Challenge >>
Scan each line of the records for the word "concedi" and extract the ones that have it.

[Dataset items]
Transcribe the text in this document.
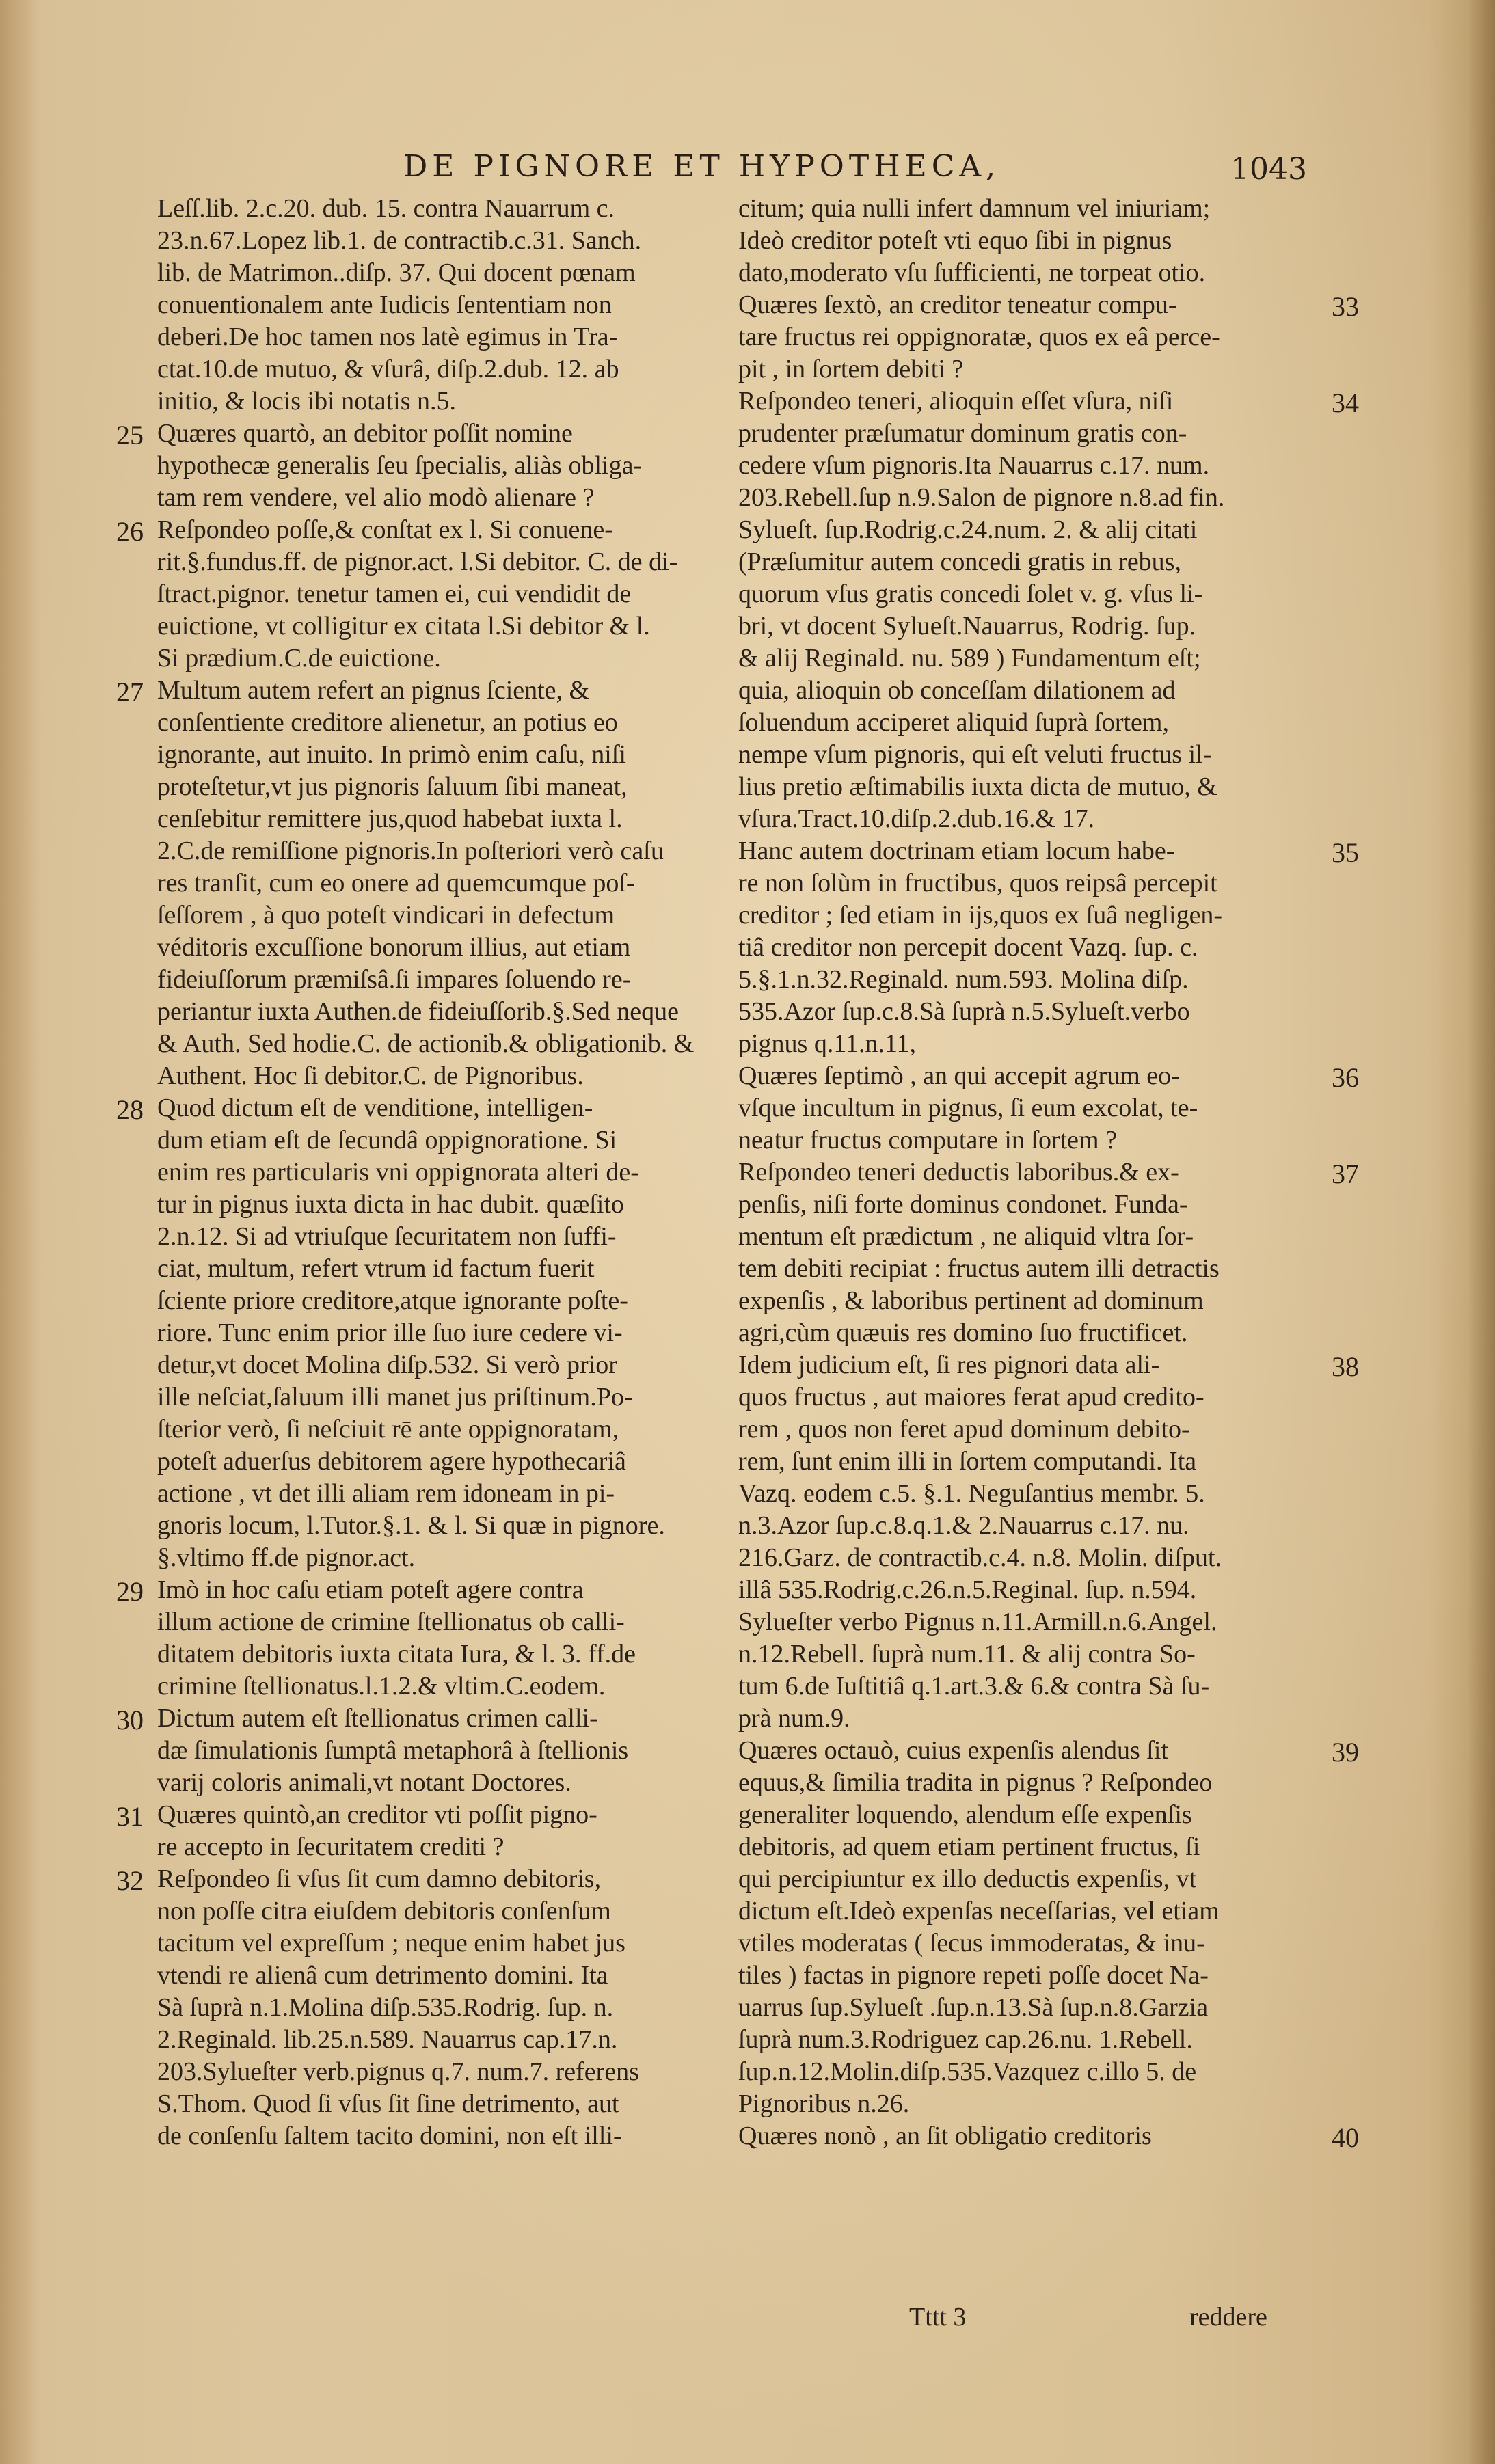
DE PIGNORE ET HYPOTHECA,	1043
Leſſ.lib. 2.c.20. dub. 15. contra Nauarrum c.
23.n.67.Lopez lib.1. de contractib.c.31. Sanch.
lib. de Matrimon..diſp. 37. Qui docent pœnam
conuentionalem ante Iudicis ſententiam non
deberi.De hoc tamen nos latè egimus in Tra-
ctat.10.de mutuo, & vſurâ, diſp.2.dub. 12. ab
initio, & locis ibi notatis n.5.
Quæres quartò, an debitor poſſit nomine
hypothecæ generalis ſeu ſpecialis, aliàs obliga-
tam rem vendere, vel alio modò alienare ?
Reſpondeo poſſe,& conſtat ex l. Si conuene-
rit.§.fundus.ff. de pignor.act. l.Si debitor. C. de di-
ſtract.pignor. tenetur tamen ei, cui vendidit de
euictione, vt colligitur ex citata l.Si debitor & l.
Si prædium.C.de euictione.
Multum autem refert an pignus ſciente, &
conſentiente creditore alienetur, an potius eo
ignorante, aut inuito. In primò enim caſu, niſi
proteſtetur,vt jus pignoris ſaluum ſibi maneat,
cenſebitur remittere jus,quod habebat iuxta l.
2.C.de remiſſione pignoris.In poſteriori verò caſu
res tranſit, cum eo onere ad quemcumque poſ-
ſeſſorem , à quo poteſt vindicari in defectum
véditoris excuſſione bonorum illius, aut etiam
fideiuſſorum præmiſsâ.ſi impares ſoluendo re-
periantur iuxta Authen.de fideiuſſorib.§.Sed neque
& Auth. Sed hodie.C. de actionib.& obligationib. &
Authent. Hoc ſi debitor.C. de Pignoribus.
Quod dictum eſt de venditione, intelligen-
dum etiam eſt de ſecundâ oppignoratione. Si
enim res particularis vni oppignorata alteri de-
tur in pignus iuxta dicta in hac dubit. quæſito
2.n.12. Si ad vtriuſque ſecuritatem non ſuffi-
ciat, multum, refert vtrum id factum fuerit
ſciente priore creditore,atque ignorante poſte-
riore. Tunc enim prior ille ſuo iure cedere vi-
detur,vt docet Molina diſp.532. Si verò prior
ille neſciat,ſaluum illi manet jus priſtinum.Po-
ſterior verò, ſi neſciuit rē ante oppignoratam,
poteſt aduerſus debitorem agere hypothecariâ
actione , vt det illi aliam rem idoneam in pi-
gnoris locum, l.Tutor.§.1. & l. Si quæ in pignore.
§.vltimo ff.de pignor.act.
Imò in hoc caſu etiam poteſt agere contra
illum actione de crimine ſtellionatus ob calli-
ditatem debitoris iuxta citata Iura, & l. 3. ff.de
crimine ſtellionatus.l.1.2.& vltim.C.eodem.
Dictum autem eſt ſtellionatus crimen calli-
dæ ſimulationis ſumptâ metaphorâ à ſtellionis
varij coloris animali,vt notant Doctores.
Quæres quintò,an creditor vti poſſit pigno-
re accepto in ſecuritatem crediti ?
Reſpondeo ſi vſus ſit cum damno debitoris,
non poſſe citra eiuſdem debitoris conſenſum
tacitum vel expreſſum ; neque enim habet jus
vtendi re alienâ cum detrimento domini. Ita
Sà ſuprà n.1.Molina diſp.535.Rodrig. ſup. n.
2.Reginald. lib.25.n.589. Nauarrus cap.17.n.
203.Sylueſter verb.pignus q.7. num.7. referens
S.Thom. Quod ſi vſus ſit ſine detrimento, aut
de conſenſu ſaltem tacito domini, non eſt illi-
citum; quia nulli infert damnum vel iniuriam;
Ideò creditor poteſt vti equo ſibi in pignus
dato,moderato vſu ſufficienti, ne torpeat otio.
Quæres ſextò, an creditor teneatur compu-
tare fructus rei oppignoratæ, quos ex eâ perce-
pit , in ſortem debiti ?
Reſpondeo teneri, alioquin eſſet vſura, niſi
prudenter præſumatur dominum gratis con-
cedere vſum pignoris.Ita Nauarrus c.17. num.
203.Rebell.ſup n.9.Salon de pignore n.8.ad fin.
Sylueſt. ſup.Rodrig.c.24.num. 2. & alij citati
(Præſumitur autem concedi gratis in rebus,
quorum vſus gratis concedi ſolet v. g. vſus li-
bri, vt docent Sylueſt.Nauarrus, Rodrig. ſup.
& alij Reginald. nu. 589 ) Fundamentum eſt;
quia, alioquin ob conceſſam dilationem ad
ſoluendum acciperet aliquid ſuprà ſortem,
nempe vſum pignoris, qui eſt veluti fructus il-
lius pretio æſtimabilis iuxta dicta de mutuo, &
vſura.Tract.10.diſp.2.dub.16.& 17.
Hanc autem doctrinam etiam locum habe-
re non ſolùm in fructibus, quos reipsâ percepit
creditor ; ſed etiam in ijs,quos ex ſuâ negligen-
tiâ creditor non percepit docent Vazq. ſup. c.
5.§.1.n.32.Reginald. num.593. Molina diſp.
535.Azor ſup.c.8.Sà ſuprà n.5.Sylueſt.verbo
pignus q.11.n.11,
Quæres ſeptimò , an qui accepit agrum eo-
vſque incultum in pignus, ſi eum excolat, te-
neatur fructus computare in ſortem ?
Reſpondeo teneri deductis laboribus.& ex-
penſis, niſi forte dominus condonet. Funda-
mentum eſt prædictum , ne aliquid vltra ſor-
tem debiti recipiat : fructus autem illi detractis
expenſis , & laboribus pertinent ad dominum
agri,cùm quæuis res domino ſuo fructificet.
Idem judicium eſt, ſi res pignori data ali-
quos fructus , aut maiores ferat apud credito-
rem , quos non feret apud dominum debito-
rem, ſunt enim illi in ſortem computandi. Ita
Vazq. eodem c.5. §.1. Neguſantius membr. 5.
n.3.Azor ſup.c.8.q.1.& 2.Nauarrus c.17. nu.
216.Garz. de contractib.c.4. n.8. Molin. diſput.
illâ 535.Rodrig.c.26.n.5.Reginal. ſup. n.594.
Sylueſter verbo Pignus n.11.Armill.n.6.Angel.
n.12.Rebell. ſuprà num.11. & alij contra So-
tum 6.de Iuſtitiâ q.1.art.3.& 6.& contra Sà ſu-
prà num.9.
Quæres octauò, cuius expenſis alendus ſit
equus,& ſimilia tradita in pignus ? Reſpondeo
generaliter loquendo, alendum eſſe expenſis
debitoris, ad quem etiam pertinent fructus, ſi
qui percipiuntur ex illo deductis expenſis, vt
dictum eſt.Ideò expenſas neceſſarias, vel etiam
vtiles moderatas ( ſecus immoderatas, & inu-
tiles ) factas in pignore repeti poſſe docet Na-
uarrus ſup.Sylueſt .ſup.n.13.Sà ſup.n.8.Garzia
ſuprà num.3.Rodriguez cap.26.nu. 1.Rebell.
ſup.n.12.Molin.diſp.535.Vazquez c.illo 5. de
Pignoribus n.26.
Quæres nonò , an ſit obligatio creditoris
25
26
27
28
29
30
31
32
33
34
35
36
37
38
39
40
Tttt 3	reddere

Result for this task >>
(Præſumitur autem concedi gratis in rebus,
quorum vſus gratis concedi ſolet v. g. vſus li-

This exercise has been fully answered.